<<<<
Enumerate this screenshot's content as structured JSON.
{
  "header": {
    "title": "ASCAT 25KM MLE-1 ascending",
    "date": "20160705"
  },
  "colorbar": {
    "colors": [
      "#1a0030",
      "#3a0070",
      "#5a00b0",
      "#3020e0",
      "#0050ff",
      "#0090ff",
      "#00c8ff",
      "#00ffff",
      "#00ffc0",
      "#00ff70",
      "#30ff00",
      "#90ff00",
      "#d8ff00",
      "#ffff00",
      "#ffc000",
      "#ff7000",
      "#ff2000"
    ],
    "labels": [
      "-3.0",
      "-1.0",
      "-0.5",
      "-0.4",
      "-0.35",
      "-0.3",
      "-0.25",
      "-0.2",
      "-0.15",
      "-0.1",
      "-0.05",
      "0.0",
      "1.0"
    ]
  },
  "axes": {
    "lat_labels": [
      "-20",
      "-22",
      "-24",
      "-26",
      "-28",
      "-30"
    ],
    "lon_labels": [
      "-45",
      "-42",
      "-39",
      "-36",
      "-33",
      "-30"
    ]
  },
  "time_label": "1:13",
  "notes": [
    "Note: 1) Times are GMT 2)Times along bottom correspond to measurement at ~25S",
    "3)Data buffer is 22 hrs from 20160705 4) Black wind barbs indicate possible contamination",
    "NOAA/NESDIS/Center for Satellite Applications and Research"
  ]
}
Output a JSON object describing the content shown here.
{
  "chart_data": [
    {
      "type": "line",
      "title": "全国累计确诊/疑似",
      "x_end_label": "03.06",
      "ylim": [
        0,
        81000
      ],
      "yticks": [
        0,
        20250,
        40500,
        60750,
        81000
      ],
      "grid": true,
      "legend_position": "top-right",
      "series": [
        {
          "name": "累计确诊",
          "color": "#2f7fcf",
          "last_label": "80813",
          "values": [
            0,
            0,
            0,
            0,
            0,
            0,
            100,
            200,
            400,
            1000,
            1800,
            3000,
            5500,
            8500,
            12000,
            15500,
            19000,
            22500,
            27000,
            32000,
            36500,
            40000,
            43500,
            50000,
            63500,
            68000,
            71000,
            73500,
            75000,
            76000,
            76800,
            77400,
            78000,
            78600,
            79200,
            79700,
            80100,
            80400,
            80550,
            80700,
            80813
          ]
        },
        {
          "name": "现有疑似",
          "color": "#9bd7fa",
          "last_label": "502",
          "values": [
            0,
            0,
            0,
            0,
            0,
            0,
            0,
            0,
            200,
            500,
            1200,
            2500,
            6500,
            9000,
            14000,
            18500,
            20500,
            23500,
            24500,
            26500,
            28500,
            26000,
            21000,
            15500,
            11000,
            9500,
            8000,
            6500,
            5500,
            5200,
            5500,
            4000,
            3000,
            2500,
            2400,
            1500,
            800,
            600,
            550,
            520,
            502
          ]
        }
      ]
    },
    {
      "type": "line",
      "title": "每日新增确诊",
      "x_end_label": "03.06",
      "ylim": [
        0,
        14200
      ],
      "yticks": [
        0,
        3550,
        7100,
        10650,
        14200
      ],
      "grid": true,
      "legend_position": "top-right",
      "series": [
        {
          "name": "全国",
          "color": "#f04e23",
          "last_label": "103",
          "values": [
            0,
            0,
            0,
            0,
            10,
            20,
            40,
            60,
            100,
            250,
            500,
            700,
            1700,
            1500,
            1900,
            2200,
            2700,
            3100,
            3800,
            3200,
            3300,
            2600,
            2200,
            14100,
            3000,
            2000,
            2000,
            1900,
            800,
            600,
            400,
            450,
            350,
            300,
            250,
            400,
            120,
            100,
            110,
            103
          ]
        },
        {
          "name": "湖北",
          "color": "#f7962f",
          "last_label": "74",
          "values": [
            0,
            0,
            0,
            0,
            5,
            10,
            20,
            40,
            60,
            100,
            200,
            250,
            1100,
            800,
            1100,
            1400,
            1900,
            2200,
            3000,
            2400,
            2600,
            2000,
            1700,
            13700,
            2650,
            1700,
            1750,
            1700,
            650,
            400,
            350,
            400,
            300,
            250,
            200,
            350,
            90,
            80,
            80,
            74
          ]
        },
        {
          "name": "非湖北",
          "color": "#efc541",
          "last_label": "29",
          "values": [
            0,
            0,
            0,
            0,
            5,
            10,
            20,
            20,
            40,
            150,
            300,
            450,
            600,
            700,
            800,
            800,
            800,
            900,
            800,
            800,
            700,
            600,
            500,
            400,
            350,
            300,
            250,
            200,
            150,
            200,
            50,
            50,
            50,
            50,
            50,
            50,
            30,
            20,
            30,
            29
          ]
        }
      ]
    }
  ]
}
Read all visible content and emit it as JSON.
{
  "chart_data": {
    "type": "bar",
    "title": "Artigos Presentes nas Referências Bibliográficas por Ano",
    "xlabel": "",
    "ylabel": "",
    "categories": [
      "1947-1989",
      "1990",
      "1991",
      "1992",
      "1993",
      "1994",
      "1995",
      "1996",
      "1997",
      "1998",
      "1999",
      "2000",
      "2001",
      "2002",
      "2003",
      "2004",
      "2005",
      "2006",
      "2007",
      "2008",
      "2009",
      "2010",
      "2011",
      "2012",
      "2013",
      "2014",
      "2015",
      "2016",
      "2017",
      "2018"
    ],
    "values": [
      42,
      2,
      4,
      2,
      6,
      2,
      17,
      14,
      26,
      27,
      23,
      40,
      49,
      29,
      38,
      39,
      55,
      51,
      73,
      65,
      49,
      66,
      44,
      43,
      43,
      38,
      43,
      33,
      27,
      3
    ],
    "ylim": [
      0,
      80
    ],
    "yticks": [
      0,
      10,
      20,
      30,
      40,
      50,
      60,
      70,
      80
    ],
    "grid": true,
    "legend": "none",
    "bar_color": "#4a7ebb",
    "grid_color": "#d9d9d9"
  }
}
>>>>
• STATED PROBLEM
Your task is to print all of the records exactly.

• RESULT OF THIS TASK
Enumerate this screenshot's content as structured JSON.
{
  "header": {
    "title": "ASCAT 25KM MLE-1 ascending",
    "date": "20160705"
  },
  "colorbar": {
    "colors": [
      "#1a0030",
      "#3a0070",
      "#5a00b0",
      "#3020e0",
      "#0050ff",
      "#0090ff",
      "#00c8ff",
      "#00ffff",
      "#00ffc0",
      "#00ff70",
      "#30ff00",
      "#90ff00",
      "#d8ff00",
      "#ffff00",
      "#ffc000",
      "#ff7000",
      "#ff2000"
    ],
    "labels": [
      "-3.0",
      "-1.0",
      "-0.5",
      "-0.4",
      "-0.35",
      "-0.3",
      "-0.25",
      "-0.2",
      "-0.15",
      "-0.1",
      "-0.05",
      "0.0",
      "1.0"
    ]
  },
  "axes": {
    "lat_labels": [
      "-20",
      "-22",
      "-24",
      "-26",
      "-28",
      "-30"
    ],
    "lon_labels": [
      "-45",
      "-42",
      "-39",
      "-36",
      "-33",
      "-30"
    ]
  },
  "time_label": "1:13",
  "notes": [
    "Note: 1) Times are GMT 2)Times along bottom correspond to measurement at ~25S",
    "3)Data buffer is 22 hrs from 20160705 4) Black wind barbs indicate possible contamination",
    "NOAA/NESDIS/Center for Satellite Applications and Research"
  ]
}
Output a JSON object describing the content shown here.
{
  "chart_data": [
    {
      "type": "line",
      "title": "全国累计确诊/疑似",
      "x_end_label": "03.06",
      "ylim": [
        0,
        81000
      ],
      "yticks": [
        0,
        20250,
        40500,
        60750,
        81000
      ],
      "grid": true,
      "legend_position": "top-right",
      "series": [
        {
          "name": "累计确诊",
          "color": "#2f7fcf",
          "last_label": "80813",
          "values": [
            0,
            0,
            0,
            0,
            0,
            0,
            100,
            200,
            400,
            1000,
            1800,
            3000,
            5500,
            8500,
            12000,
            15500,
            19000,
            22500,
            27000,
            32000,
            36500,
            40000,
            43500,
            50000,
            63500,
            68000,
            71000,
            73500,
            75000,
            76000,
            76800,
            77400,
            78000,
            78600,
            79200,
            79700,
            80100,
            80400,
            80550,
            80700,
            80813
          ]
        },
        {
          "name": "现有疑似",
          "color": "#9bd7fa",
          "last_label": "502",
          "values": [
            0,
            0,
            0,
            0,
            0,
            0,
            0,
            0,
            200,
            500,
            1200,
            2500,
            6500,
            9000,
            14000,
            18500,
            20500,
            23500,
            24500,
            26500,
            28500,
            26000,
            21000,
            15500,
            11000,
            9500,
            8000,
            6500,
            5500,
            5200,
            5500,
            4000,
            3000,
            2500,
            2400,
            1500,
            800,
            600,
            550,
            520,
            502
          ]
        }
      ]
    },
    {
      "type": "line",
      "title": "每日新增确诊",
      "x_end_label": "03.06",
      "ylim": [
        0,
        14200
      ],
      "yticks": [
        0,
        3550,
        7100,
        10650,
        14200
      ],
      "grid": true,
      "legend_position": "top-right",
      "series": [
        {
          "name": "全国",
          "color": "#f04e23",
          "last_label": "103",
          "values": [
            0,
            0,
            0,
            0,
            10,
            20,
            40,
            60,
            100,
            250,
            500,
            700,
            1700,
            1500,
            1900,
            2200,
            2700,
            3100,
            3800,
            3200,
            3300,
            2600,
            2200,
            14100,
            3000,
            2000,
            2000,
            1900,
            800,
            600,
            400,
            450,
            350,
            300,
            250,
            400,
            120,
            100,
            110,
            103
          ]
        },
        {
          "name": "湖北",
          "color": "#f7962f",
          "last_label": "74",
          "values": [
            0,
            0,
            0,
            0,
            5,
            10,
            20,
            40,
            60,
            100,
            200,
            250,
            1100,
            800,
            1100,
            1400,
            1900,
            2200,
            3000,
            2400,
            2600,
            2000,
            1700,
            13700,
            2650,
            1700,
            1750,
            1700,
            650,
            400,
            350,
            400,
            300,
            250,
            200,
            350,
            90,
            80,
            80,
            74
          ]
        },
        {
          "name": "非湖北",
          "color": "#efc541",
          "last_label": "29",
          "values": [
            0,
            0,
            0,
            0,
            5,
            10,
            20,
            20,
            40,
            150,
            300,
            450,
            600,
            700,
            800,
            800,
            800,
            900,
            800,
            800,
            700,
            600,
            500,
            400,
            350,
            300,
            250,
            200,
            150,
            200,
            50,
            50,
            50,
            50,
            50,
            50,
            30,
            20,
            30,
            29
          ]
        }
      ]
    }
  ]
}
Read all visible content and emit it as JSON.
{
  "chart_data": {
    "type": "bar",
    "title": "Artigos Presentes nas Referências Bibliográficas por Ano",
    "xlabel": "",
    "ylabel": "",
    "categories": [
      "1947-1989",
      "1990",
      "1991",
      "1992",
      "1993",
      "1994",
      "1995",
      "1996",
      "1997",
      "1998",
      "1999",
      "2000",
      "2001",
      "2002",
      "2003",
      "2004",
      "2005",
      "2006",
      "2007",
      "2008",
      "2009",
      "2010",
      "2011",
      "2012",
      "2013",
      "2014",
      "2015",
      "2016",
      "2017",
      "2018"
    ],
    "values": [
      42,
      2,
      4,
      2,
      6,
      2,
      17,
      14,
      26,
      27,
      23,
      40,
      49,
      29,
      38,
      39,
      55,
      51,
      73,
      65,
      49,
      66,
      44,
      43,
      43,
      38,
      43,
      33,
      27,
      3
    ],
    "ylim": [
      0,
      80
    ],
    "yticks": [
      0,
      10,
      20,
      30,
      40,
      50,
      60,
      70,
      80
    ],
    "grid": true,
    "legend": "none",
    "bar_color": "#4a7ebb",
    "grid_color": "#d9d9d9"
  }
}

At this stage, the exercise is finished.